Copy the lines below as they are; omit the images they contain.
════════════════
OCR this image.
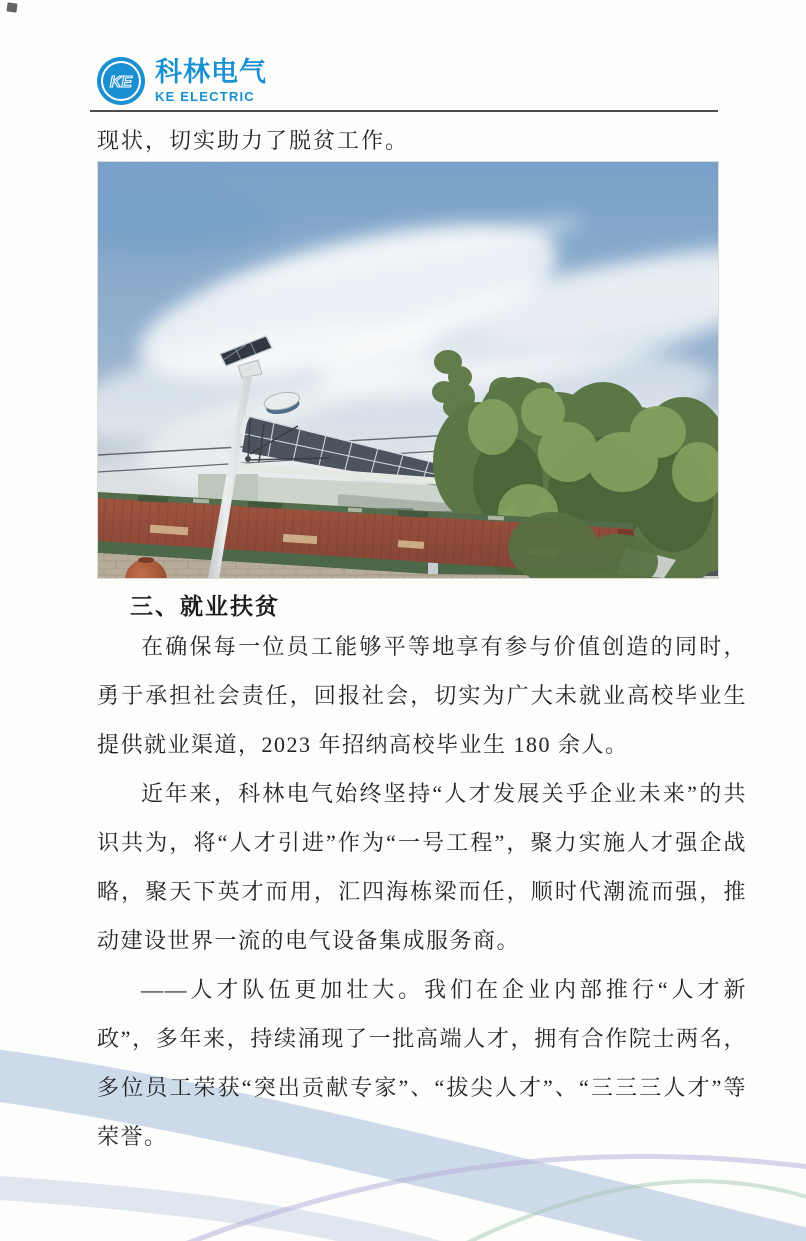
KE 科林电气
KE ELECTRIC
现状，切实助力了脱贫工作。
三、就业扶贫

在确保每一位员工能够平等地享有参与价值创造的同时，勇于承担社会责任，回报社会，切实为广大未就业高校毕业生提供就业渠道，2023 年招纳高校毕业生 180 余人。

近年来，科林电气始终坚持“人才发展关乎企业未来”的共识共为，将“人才引进”作为“一号工程”，聚力实施人才强企战略，聚天下英才而用，汇四海栋梁而任，顺时代潮流而强，推动建设世界一流的电气设备集成服务商。

——人才队伍更加壮大。我们在企业内部推行“人才新政”，多年来，持续涌现了一批高端人才，拥有合作院士两名，多位员工荣获“突出贡献专家”、“拔尖人才”、“三三三人才”等荣誉。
════════════════
* [Solution]
OCR this image.
KE 科林电气
KE ELECTRIC
现状，切实助力了脱贫工作。
三、就业扶贫

在确保每一位员工能够平等地享有参与价值创造的同时，勇于承担社会责任，回报社会，切实为广大未就业高校毕业生提供就业渠道，2023 年招纳高校毕业生 180 余人。

近年来，科林电气始终坚持“人才发展关乎企业未来”的共识共为，将“人才引进”作为“一号工程”，聚力实施人才强企战略，聚天下英才而用，汇四海栋梁而任，顺时代潮流而强，推动建设世界一流的电气设备集成服务商。

——人才队伍更加壮大。我们在企业内部推行“人才新政”，多年来，持续涌现了一批高端人才，拥有合作院士两名，多位员工荣获“突出贡献专家”、“拔尖人才”、“三三三人才”等荣誉。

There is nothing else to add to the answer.